• Given instruction: The records below are to be copied word for word, with every picture left out.

• Information given:
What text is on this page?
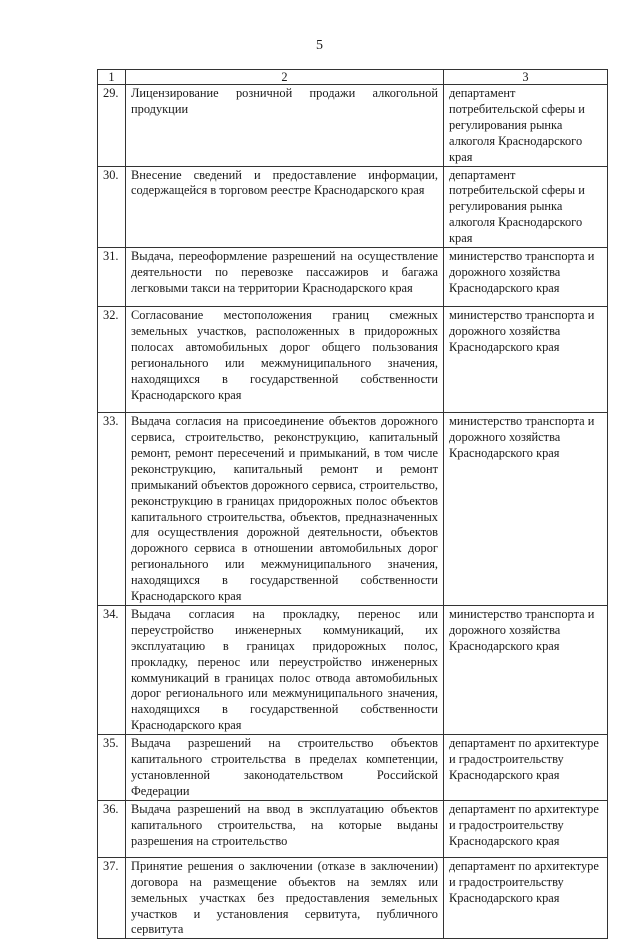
5
1	2	3
29.	Лицензирование розничной продажи алкогольной продукции	департамент потребительской сферы и регулирования рынка алкоголя Краснодарского края
30.	Внесение сведений и предоставление информации, содержащейся в торговом реестре Краснодарского края	департамент потребительской сферы и регулирования рынка алкоголя Краснодарского края
31.	Выдача, переоформление разрешений на осуществление деятельности по перевозке пассажиров и багажа легковыми такси на территории Краснодарского края	министерство транспорта и дорожного хозяйства Краснодарского края
32.	Согласование местоположения границ смежных земельных участков, расположенных в придорожных полосах автомобильных дорог общего пользования регионального или межмуниципального значения, находящихся в государственной собственности Краснодарского края	министерство транспорта и дорожного хозяйства Краснодарского края
33.	Выдача согласия на присоединение объектов дорожного сервиса, строительство, реконструкцию, капитальный ремонт, ремонт пересечений и примыканий, в том числе реконструкцию, капитальный ремонт и ремонт примыканий объектов дорожного сервиса, строительство, реконструкцию в границах придорожных полос объектов капитального строительства, объектов, предназначенных для осуществления дорожной деятельности, объектов дорожного сервиса в отношении автомобильных дорог регионального или межмуниципального значения, находящихся в государственной собственности Краснодарского края	министерство транспорта и дорожного хозяйства Краснодарского края
34.	Выдача согласия на прокладку, перенос или переустройство инженерных коммуникаций, их эксплуатацию в границах придорожных полос, прокладку, перенос или переустройство инженерных коммуникаций в границах полос отвода автомобильных дорог регионального или межмуниципального значения, находящихся в государственной собственности Краснодарского края	министерство транспорта и дорожного хозяйства Краснодарского края
35.	Выдача разрешений на строительство объектов капитального строительства в пределах компетенции, установленной законодательством Российской Федерации	департамент по архитектуре и градостроительству Краснодарского края
36.	Выдача разрешений на ввод в эксплуатацию объектов капитального строительства, на которые выданы разрешения на строительство	департамент по архитектуре и градостроительству Краснодарского края
37.	Принятие решения о заключении (отказе в заключении) договора на размещение объектов на землях или земельных участках без предоставления земельных участков и установления сервитута, публичного сервитута	департамент по архитектуре и градостроительству Краснодарского края
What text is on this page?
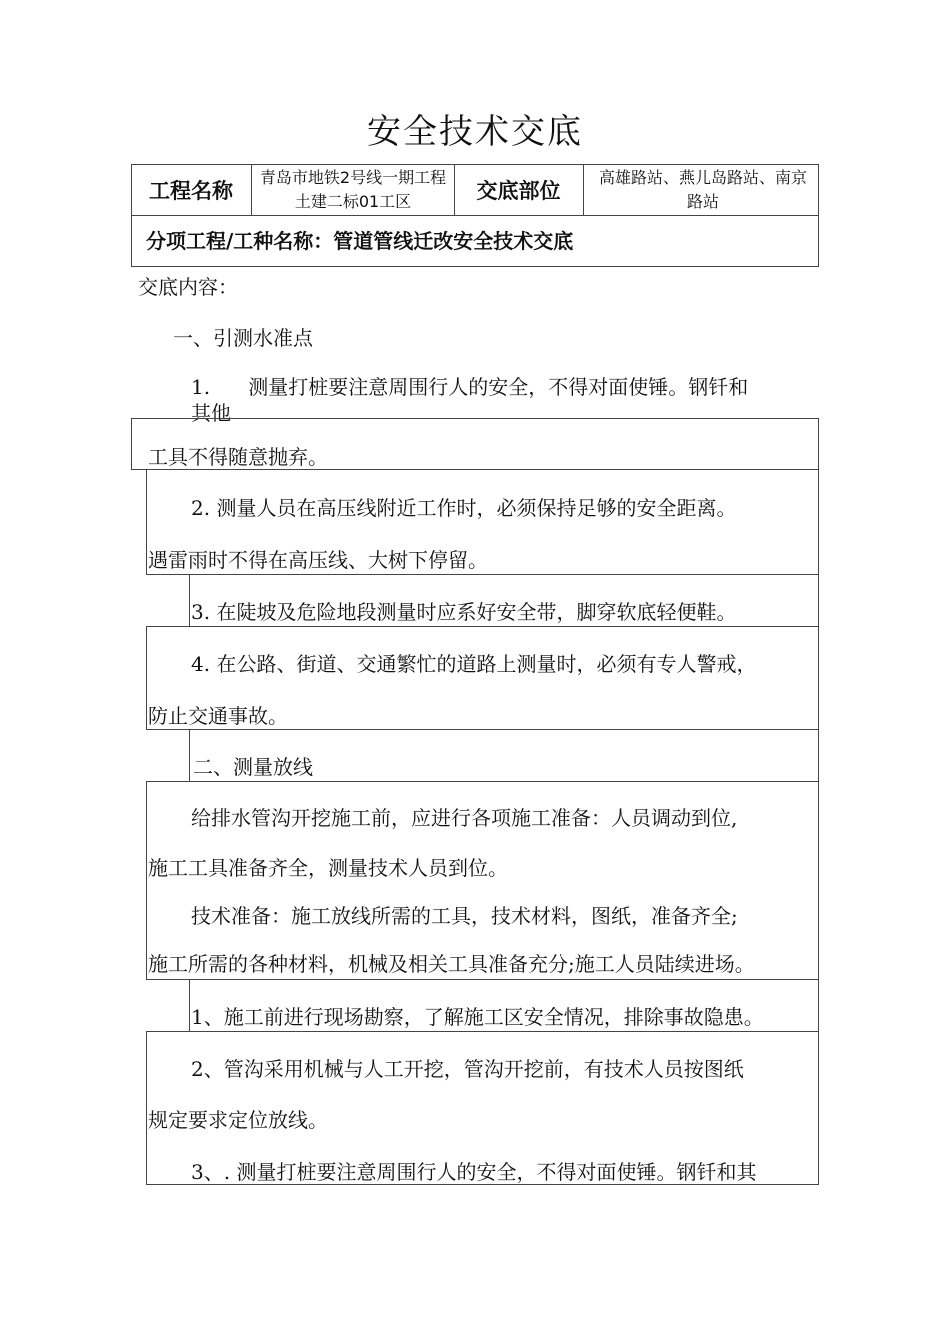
安全技术交底
工程名称
青岛市地铁2号线一期工程土建二标01工区	交底部位
高雄路站、燕儿岛路站、南京路站
分项工程/工种名称：管道管线迁改安全技术交底
交底内容：
一、引测水准点
1.      测量打桩要注意周围行人的安全，不得对面使锤。钢钎和
其他
工具不得随意抛弃。
2. 测量人员在高压线附近工作时，必须保持足够的安全距离。
遇雷雨时不得在高压线、大树下停留。
3. 在陡坡及危险地段测量时应系好安全带，脚穿软底轻便鞋。
4. 在公路、街道、交通繁忙的道路上测量时，必须有专人警戒，
防止交通事故。
二、测量放线
给排水管沟开挖施工前，应进行各项施工准备：人员调动到位,
施工工具准备齐全，测量技术人员到位。
技术准备：施工放线所需的工具，技术材料，图纸，准备齐全;
施工所需的各种材料，机械及相关工具准备充分;施工人员陆续进场。
1、施工前进行现场勘察，了解施工区安全情况，排除事故隐患。
2、管沟采用机械与人工开挖，管沟开挖前，有技术人员按图纸
规定要求定位放线。
3、. 测量打桩要注意周围行人的安全，不得对面使锤。钢钎和其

• Output for this exercise:
What text is on this page?
5
1	2	3
29.	Лицензирование розничной продажи алкогольной продукции	департамент потребительской сферы и регулирования рынка алкоголя Краснодарского края
30.	Внесение сведений и предоставление информации, содержащейся в торговом реестре Краснодарского края	департамент потребительской сферы и регулирования рынка алкоголя Краснодарского края
31.	Выдача, переоформление разрешений на осуществление деятельности по перевозке пассажиров и багажа легковыми такси на территории Краснодарского края	министерство транспорта и дорожного хозяйства Краснодарского края
32.	Согласование местоположения границ смежных земельных участков, расположенных в придорожных полосах автомобильных дорог общего пользования регионального или межмуниципального значения, находящихся в государственной собственности Краснодарского края	министерство транспорта и дорожного хозяйства Краснодарского края
33.	Выдача согласия на присоединение объектов дорожного сервиса, строительство, реконструкцию, капитальный ремонт, ремонт пересечений и примыканий, в том числе реконструкцию, капитальный ремонт и ремонт примыканий объектов дорожного сервиса, строительство, реконструкцию в границах придорожных полос объектов капитального строительства, объектов, предназначенных для осуществления дорожной деятельности, объектов дорожного сервиса в отношении автомобильных дорог регионального или межмуниципального значения, находящихся в государственной собственности Краснодарского края	министерство транспорта и дорожного хозяйства Краснодарского края
34.	Выдача согласия на прокладку, перенос или переустройство инженерных коммуникаций, их эксплуатацию в границах придорожных полос, прокладку, перенос или переустройство инженерных коммуникаций в границах полос отвода автомобильных дорог регионального или межмуниципального значения, находящихся в государственной собственности Краснодарского края	министерство транспорта и дорожного хозяйства Краснодарского края
35.	Выдача разрешений на строительство объектов капитального строительства в пределах компетенции, установленной законодательством Российской Федерации	департамент по архитектуре и градостроительству Краснодарского края
36.	Выдача разрешений на ввод в эксплуатацию объектов капитального строительства, на которые выданы разрешения на строительство	департамент по архитектуре и градостроительству Краснодарского края
37.	Принятие решения о заключении (отказе в заключении) договора на размещение объектов на землях или земельных участках без предоставления земельных участков и установления сервитута, публичного сервитута	департамент по архитектуре и градостроительству Краснодарского края
What text is on this page?
安全技术交底
工程名称
青岛市地铁2号线一期工程土建二标01工区	交底部位
高雄路站、燕儿岛路站、南京路站
分项工程/工种名称：管道管线迁改安全技术交底
交底内容：
一、引测水准点
1.      测量打桩要注意周围行人的安全，不得对面使锤。钢钎和
其他
工具不得随意抛弃。
2. 测量人员在高压线附近工作时，必须保持足够的安全距离。
遇雷雨时不得在高压线、大树下停留。
3. 在陡坡及危险地段测量时应系好安全带，脚穿软底轻便鞋。
4. 在公路、街道、交通繁忙的道路上测量时，必须有专人警戒，
防止交通事故。
二、测量放线
给排水管沟开挖施工前，应进行各项施工准备：人员调动到位,
施工工具准备齐全，测量技术人员到位。
技术准备：施工放线所需的工具，技术材料，图纸，准备齐全;
施工所需的各种材料，机械及相关工具准备充分;施工人员陆续进场。
1、施工前进行现场勘察，了解施工区安全情况，排除事故隐患。
2、管沟采用机械与人工开挖，管沟开挖前，有技术人员按图纸
规定要求定位放线。
3、. 测量打桩要注意周围行人的安全，不得对面使锤。钢钎和其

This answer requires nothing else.